Task requirements
Scan the listing below for the word "JSON" and state how many lines hold it. Write nothing but the number.

Records excerpted from a collection
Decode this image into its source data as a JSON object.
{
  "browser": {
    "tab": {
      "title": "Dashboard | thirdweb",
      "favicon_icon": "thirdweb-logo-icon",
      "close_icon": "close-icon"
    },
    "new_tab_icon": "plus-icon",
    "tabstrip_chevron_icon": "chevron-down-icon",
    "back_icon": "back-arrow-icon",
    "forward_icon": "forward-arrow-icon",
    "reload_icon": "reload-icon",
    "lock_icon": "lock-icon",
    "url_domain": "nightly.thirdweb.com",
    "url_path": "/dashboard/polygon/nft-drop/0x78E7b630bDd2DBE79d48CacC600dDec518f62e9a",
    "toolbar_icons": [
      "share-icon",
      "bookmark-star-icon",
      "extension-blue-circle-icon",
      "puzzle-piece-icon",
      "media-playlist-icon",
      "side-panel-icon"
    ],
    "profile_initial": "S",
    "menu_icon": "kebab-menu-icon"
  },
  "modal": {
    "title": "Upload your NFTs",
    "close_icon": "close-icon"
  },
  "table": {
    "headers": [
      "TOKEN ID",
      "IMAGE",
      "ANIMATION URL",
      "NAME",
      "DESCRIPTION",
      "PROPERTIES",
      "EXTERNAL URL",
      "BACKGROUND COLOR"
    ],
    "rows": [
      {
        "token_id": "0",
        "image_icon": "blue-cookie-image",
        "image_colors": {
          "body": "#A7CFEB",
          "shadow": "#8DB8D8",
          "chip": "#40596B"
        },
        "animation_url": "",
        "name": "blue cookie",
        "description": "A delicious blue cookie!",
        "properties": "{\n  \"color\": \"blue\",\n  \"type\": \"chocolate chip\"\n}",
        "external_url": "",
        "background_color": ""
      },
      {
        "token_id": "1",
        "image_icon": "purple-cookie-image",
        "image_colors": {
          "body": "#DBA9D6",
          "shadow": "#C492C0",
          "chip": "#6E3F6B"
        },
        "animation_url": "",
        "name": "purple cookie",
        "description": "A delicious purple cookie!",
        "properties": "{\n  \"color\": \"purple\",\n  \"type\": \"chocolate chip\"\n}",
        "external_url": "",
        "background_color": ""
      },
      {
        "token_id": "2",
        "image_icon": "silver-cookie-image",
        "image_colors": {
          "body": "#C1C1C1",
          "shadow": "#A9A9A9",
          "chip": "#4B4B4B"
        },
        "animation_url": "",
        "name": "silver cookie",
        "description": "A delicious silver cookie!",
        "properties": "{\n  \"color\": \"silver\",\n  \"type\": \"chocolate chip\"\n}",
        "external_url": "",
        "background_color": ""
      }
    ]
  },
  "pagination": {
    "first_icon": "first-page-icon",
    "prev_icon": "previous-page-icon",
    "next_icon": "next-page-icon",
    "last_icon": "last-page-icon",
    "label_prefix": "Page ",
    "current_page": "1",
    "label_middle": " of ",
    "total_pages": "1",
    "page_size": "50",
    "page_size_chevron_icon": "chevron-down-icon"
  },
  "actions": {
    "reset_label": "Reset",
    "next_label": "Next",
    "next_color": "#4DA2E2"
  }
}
==
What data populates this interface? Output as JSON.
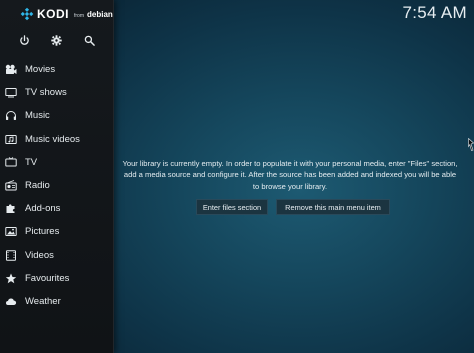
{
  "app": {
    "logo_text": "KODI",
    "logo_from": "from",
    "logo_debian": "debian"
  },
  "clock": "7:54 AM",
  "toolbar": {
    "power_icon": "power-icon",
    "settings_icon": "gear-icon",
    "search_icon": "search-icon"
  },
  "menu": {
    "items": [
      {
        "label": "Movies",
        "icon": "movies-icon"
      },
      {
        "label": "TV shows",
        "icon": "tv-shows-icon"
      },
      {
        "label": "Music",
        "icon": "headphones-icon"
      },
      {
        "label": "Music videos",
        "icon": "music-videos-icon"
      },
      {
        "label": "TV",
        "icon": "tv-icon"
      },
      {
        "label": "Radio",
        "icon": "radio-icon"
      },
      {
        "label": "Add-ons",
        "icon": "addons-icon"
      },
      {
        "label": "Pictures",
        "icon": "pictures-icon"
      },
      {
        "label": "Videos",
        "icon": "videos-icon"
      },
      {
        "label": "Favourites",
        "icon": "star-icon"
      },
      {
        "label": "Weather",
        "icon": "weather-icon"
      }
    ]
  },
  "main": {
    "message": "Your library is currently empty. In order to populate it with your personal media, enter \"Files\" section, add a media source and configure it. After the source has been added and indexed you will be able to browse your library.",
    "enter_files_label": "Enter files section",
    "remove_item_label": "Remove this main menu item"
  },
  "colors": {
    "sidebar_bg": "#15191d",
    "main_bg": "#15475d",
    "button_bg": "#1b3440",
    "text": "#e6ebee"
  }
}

Task output
2